To be done: Reproduce the entries below word for word, starting at the very first line and ending with the line that contains "data-point xyxy=(649,1043,666,1060)", both included.

- - - - -

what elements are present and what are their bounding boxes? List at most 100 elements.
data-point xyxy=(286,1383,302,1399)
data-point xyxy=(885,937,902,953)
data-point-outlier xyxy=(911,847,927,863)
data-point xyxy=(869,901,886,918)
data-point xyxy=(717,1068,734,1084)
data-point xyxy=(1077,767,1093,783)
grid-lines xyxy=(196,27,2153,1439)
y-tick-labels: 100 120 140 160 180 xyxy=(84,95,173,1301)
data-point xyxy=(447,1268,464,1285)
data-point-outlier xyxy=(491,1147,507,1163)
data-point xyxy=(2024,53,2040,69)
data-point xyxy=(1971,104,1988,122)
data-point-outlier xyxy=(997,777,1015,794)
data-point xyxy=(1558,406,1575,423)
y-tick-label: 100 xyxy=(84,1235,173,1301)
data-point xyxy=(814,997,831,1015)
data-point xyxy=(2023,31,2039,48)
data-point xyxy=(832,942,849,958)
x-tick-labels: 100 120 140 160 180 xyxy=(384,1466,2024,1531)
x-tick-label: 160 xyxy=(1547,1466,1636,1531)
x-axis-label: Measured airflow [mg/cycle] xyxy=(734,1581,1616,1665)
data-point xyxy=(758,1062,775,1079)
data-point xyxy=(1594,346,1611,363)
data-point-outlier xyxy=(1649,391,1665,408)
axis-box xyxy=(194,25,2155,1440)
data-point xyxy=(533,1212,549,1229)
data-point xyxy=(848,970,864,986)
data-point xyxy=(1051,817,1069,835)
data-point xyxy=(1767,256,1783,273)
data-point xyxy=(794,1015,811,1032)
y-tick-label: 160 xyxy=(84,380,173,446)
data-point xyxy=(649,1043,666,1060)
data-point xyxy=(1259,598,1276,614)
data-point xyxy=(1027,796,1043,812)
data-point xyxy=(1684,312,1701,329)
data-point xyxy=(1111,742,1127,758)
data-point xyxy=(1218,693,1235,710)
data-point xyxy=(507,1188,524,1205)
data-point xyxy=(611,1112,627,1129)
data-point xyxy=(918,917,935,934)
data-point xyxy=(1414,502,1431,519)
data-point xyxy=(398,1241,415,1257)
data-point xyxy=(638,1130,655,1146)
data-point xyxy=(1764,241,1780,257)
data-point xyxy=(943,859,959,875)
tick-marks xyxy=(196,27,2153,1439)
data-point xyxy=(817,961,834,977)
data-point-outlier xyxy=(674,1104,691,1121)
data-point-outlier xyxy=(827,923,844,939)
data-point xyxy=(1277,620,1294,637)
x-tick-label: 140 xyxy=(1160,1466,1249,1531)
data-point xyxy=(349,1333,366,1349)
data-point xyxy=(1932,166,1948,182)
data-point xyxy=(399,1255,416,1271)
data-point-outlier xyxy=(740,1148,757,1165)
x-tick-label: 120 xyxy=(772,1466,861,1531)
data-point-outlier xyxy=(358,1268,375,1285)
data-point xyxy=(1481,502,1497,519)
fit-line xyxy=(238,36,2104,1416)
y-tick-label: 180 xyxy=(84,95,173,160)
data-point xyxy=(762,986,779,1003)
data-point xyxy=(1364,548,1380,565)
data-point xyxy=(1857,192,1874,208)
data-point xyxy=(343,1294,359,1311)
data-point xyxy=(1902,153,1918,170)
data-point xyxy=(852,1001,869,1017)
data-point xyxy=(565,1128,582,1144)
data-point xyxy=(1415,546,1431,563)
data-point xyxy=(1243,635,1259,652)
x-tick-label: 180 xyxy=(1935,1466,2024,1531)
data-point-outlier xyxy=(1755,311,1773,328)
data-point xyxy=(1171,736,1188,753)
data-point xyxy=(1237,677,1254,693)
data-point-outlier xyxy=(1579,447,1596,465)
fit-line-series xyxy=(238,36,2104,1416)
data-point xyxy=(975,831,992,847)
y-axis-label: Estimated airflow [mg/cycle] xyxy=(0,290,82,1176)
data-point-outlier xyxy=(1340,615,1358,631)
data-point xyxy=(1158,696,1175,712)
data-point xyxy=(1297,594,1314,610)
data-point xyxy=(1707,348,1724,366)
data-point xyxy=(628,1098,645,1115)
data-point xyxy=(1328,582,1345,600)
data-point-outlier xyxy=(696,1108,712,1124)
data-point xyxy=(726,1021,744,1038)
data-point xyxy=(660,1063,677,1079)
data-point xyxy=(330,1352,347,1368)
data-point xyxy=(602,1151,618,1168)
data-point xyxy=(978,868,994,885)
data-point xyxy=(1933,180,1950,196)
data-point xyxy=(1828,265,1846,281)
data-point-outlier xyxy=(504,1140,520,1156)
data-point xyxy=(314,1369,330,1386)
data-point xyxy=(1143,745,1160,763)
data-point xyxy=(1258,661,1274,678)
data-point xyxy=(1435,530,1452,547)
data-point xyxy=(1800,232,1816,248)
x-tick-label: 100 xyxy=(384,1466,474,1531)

- - - - -

Answer:
what elements are present and what are their bounding boxes? List at most 100 elements.
data-point xyxy=(286,1383,302,1399)
data-point xyxy=(885,937,902,953)
data-point-outlier xyxy=(911,847,927,863)
data-point xyxy=(869,901,886,918)
data-point xyxy=(717,1068,734,1084)
data-point xyxy=(1077,767,1093,783)
grid-lines xyxy=(196,27,2153,1439)
y-tick-labels: 100 120 140 160 180 xyxy=(84,95,173,1301)
data-point xyxy=(447,1268,464,1285)
data-point-outlier xyxy=(491,1147,507,1163)
data-point xyxy=(2024,53,2040,69)
data-point xyxy=(1971,104,1988,122)
data-point-outlier xyxy=(997,777,1015,794)
data-point xyxy=(1558,406,1575,423)
y-tick-label: 100 xyxy=(84,1235,173,1301)
data-point xyxy=(814,997,831,1015)
data-point xyxy=(2023,31,2039,48)
data-point xyxy=(832,942,849,958)
x-tick-labels: 100 120 140 160 180 xyxy=(384,1466,2024,1531)
x-tick-label: 160 xyxy=(1547,1466,1636,1531)
x-axis-label: Measured airflow [mg/cycle] xyxy=(734,1581,1616,1665)
data-point xyxy=(758,1062,775,1079)
data-point xyxy=(1594,346,1611,363)
data-point-outlier xyxy=(1649,391,1665,408)
axis-box xyxy=(194,25,2155,1440)
data-point xyxy=(533,1212,549,1229)
data-point xyxy=(848,970,864,986)
data-point xyxy=(1051,817,1069,835)
data-point xyxy=(1767,256,1783,273)
data-point xyxy=(794,1015,811,1032)
y-tick-label: 160 xyxy=(84,380,173,446)
data-point xyxy=(649,1043,666,1060)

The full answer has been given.